> **Task material**:

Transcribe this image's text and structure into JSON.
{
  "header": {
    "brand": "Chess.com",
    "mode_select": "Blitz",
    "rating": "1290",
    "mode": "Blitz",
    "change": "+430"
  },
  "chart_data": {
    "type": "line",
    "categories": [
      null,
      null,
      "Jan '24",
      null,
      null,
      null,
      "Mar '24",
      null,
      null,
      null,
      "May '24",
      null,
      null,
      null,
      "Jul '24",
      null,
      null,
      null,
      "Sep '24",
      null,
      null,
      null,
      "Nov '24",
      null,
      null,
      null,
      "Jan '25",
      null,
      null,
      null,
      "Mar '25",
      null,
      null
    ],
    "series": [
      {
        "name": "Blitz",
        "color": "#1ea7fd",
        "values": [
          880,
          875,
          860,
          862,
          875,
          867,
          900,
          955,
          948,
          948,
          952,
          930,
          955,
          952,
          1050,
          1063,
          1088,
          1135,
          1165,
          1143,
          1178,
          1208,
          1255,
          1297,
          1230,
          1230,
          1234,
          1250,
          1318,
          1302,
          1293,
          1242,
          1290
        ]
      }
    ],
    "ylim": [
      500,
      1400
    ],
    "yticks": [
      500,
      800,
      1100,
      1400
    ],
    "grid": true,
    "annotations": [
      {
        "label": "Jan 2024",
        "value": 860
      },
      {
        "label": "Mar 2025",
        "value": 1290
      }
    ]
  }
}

> **Exercise description**: All of the entries must be quoted exactly; please include each one.

> **Solution for this problem**:
Transcribe this image's text and structure into JSON.
{
  "header": {
    "brand": "Chess.com",
    "mode_select": "Blitz",
    "rating": "1290",
    "mode": "Blitz",
    "change": "+430"
  },
  "chart_data": {
    "type": "line",
    "categories": [
      null,
      null,
      "Jan '24",
      null,
      null,
      null,
      "Mar '24",
      null,
      null,
      null,
      "May '24",
      null,
      null,
      null,
      "Jul '24",
      null,
      null,
      null,
      "Sep '24",
      null,
      null,
      null,
      "Nov '24",
      null,
      null,
      null,
      "Jan '25",
      null,
      null,
      null,
      "Mar '25",
      null,
      null
    ],
    "series": [
      {
        "name": "Blitz",
        "color": "#1ea7fd",
        "values": [
          880,
          875,
          860,
          862,
          875,
          867,
          900,
          955,
          948,
          948,
          952,
          930,
          955,
          952,
          1050,
          1063,
          1088,
          1135,
          1165,
          1143,
          1178,
          1208,
          1255,
          1297,
          1230,
          1230,
          1234,
          1250,
          1318,
          1302,
          1293,
          1242,
          1290
        ]
      }
    ],
    "ylim": [
      500,
      1400
    ],
    "yticks": [
      500,
      800,
      1100,
      1400
    ],
    "grid": true,
    "annotations": [
      {
        "label": "Jan 2024",
        "value": 860
      },
      {
        "label": "Mar 2025",
        "value": 1290
      }
    ]
  }
}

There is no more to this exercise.